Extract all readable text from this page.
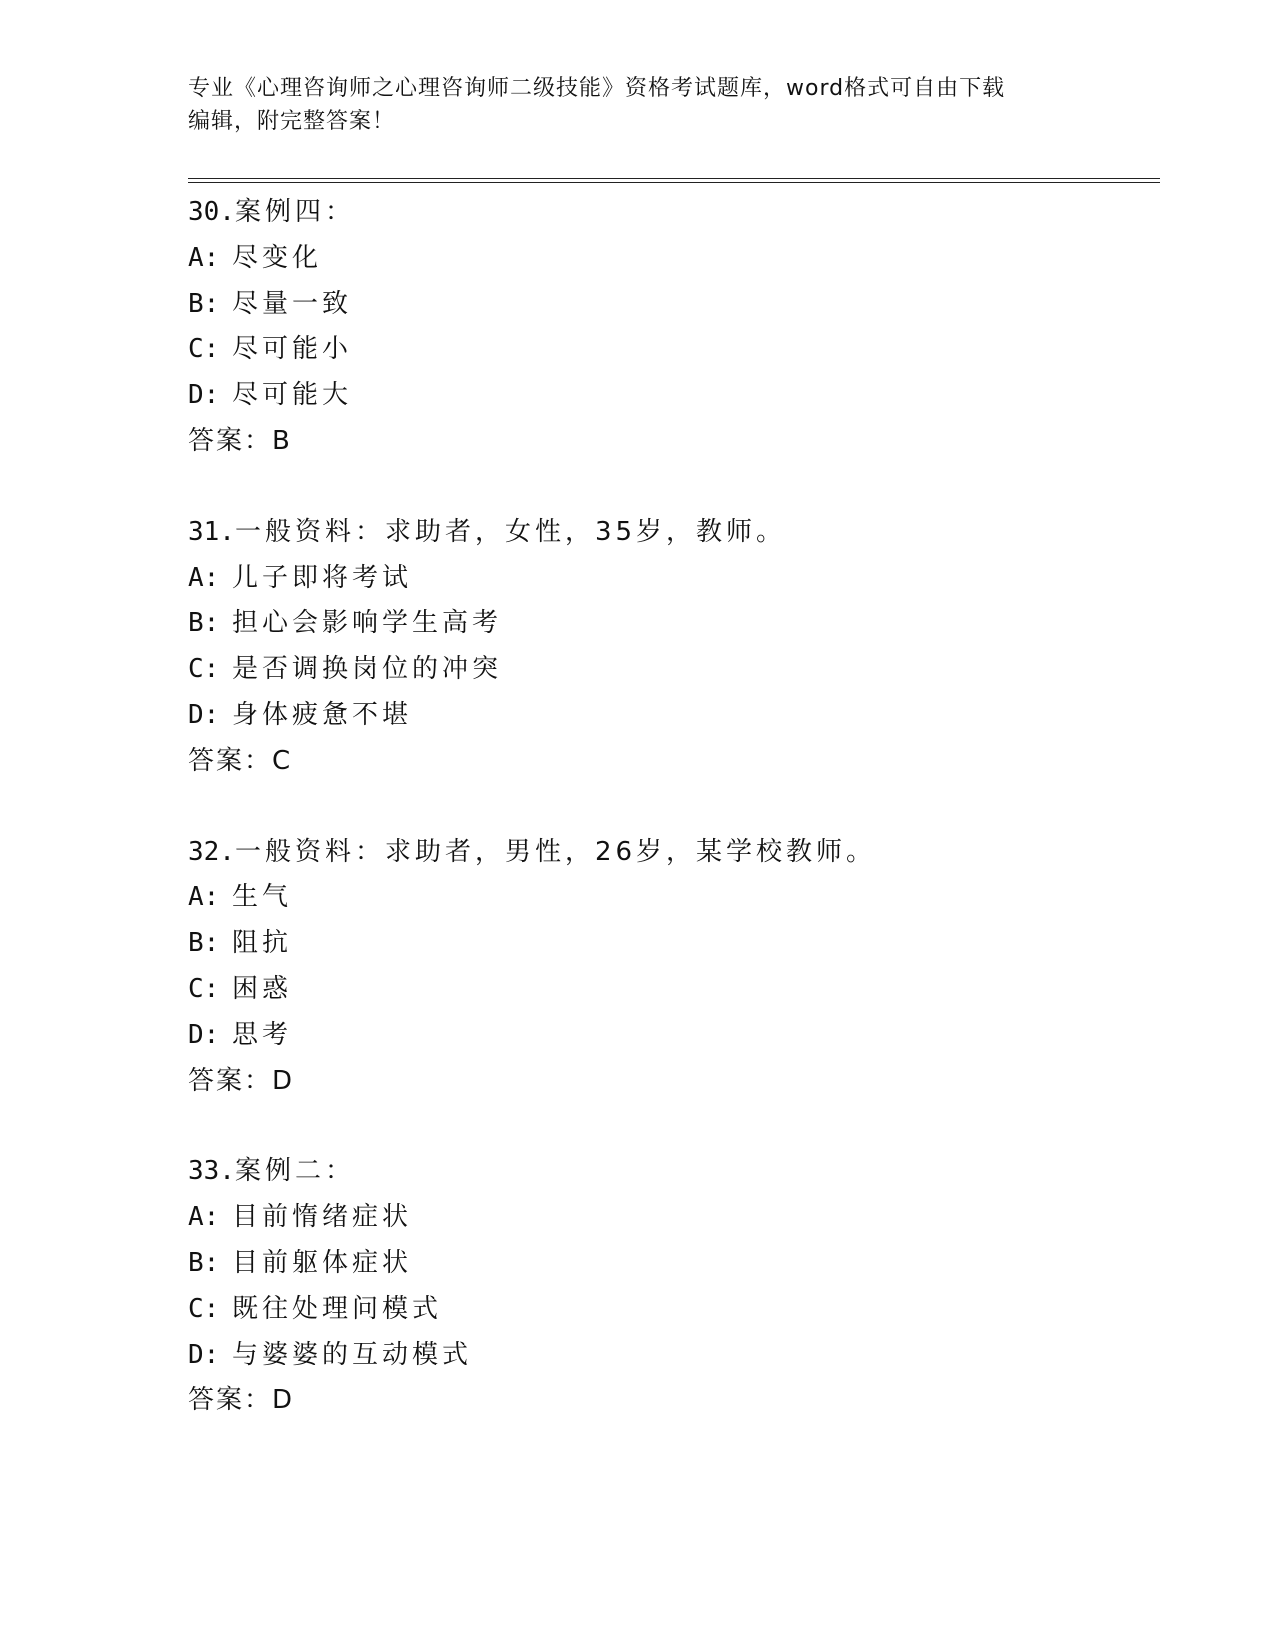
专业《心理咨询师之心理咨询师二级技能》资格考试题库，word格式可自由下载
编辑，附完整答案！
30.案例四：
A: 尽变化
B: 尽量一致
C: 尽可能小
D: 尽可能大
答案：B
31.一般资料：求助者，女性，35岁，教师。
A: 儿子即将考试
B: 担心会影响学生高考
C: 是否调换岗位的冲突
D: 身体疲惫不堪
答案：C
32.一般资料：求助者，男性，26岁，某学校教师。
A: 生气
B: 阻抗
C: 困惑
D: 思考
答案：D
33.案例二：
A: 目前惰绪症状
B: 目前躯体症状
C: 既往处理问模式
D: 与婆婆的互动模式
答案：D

• Goal: Your task is an exact transcription of all the data, minus the pictures.

• Complete response:
Extract all readable text from this page.
专业《心理咨询师之心理咨询师二级技能》资格考试题库，word格式可自由下载
编辑，附完整答案！
30.案例四：
A: 尽变化
B: 尽量一致
C: 尽可能小
D: 尽可能大
答案：B
31.一般资料：求助者，女性，35岁，教师。
A: 儿子即将考试
B: 担心会影响学生高考
C: 是否调换岗位的冲突
D: 身体疲惫不堪
答案：C
32.一般资料：求助者，男性，26岁，某学校教师。
A: 生气
B: 阻抗
C: 困惑
D: 思考
答案：D
33.案例二：
A: 目前惰绪症状
B: 目前躯体症状
C: 既往处理问模式
D: 与婆婆的互动模式
答案：D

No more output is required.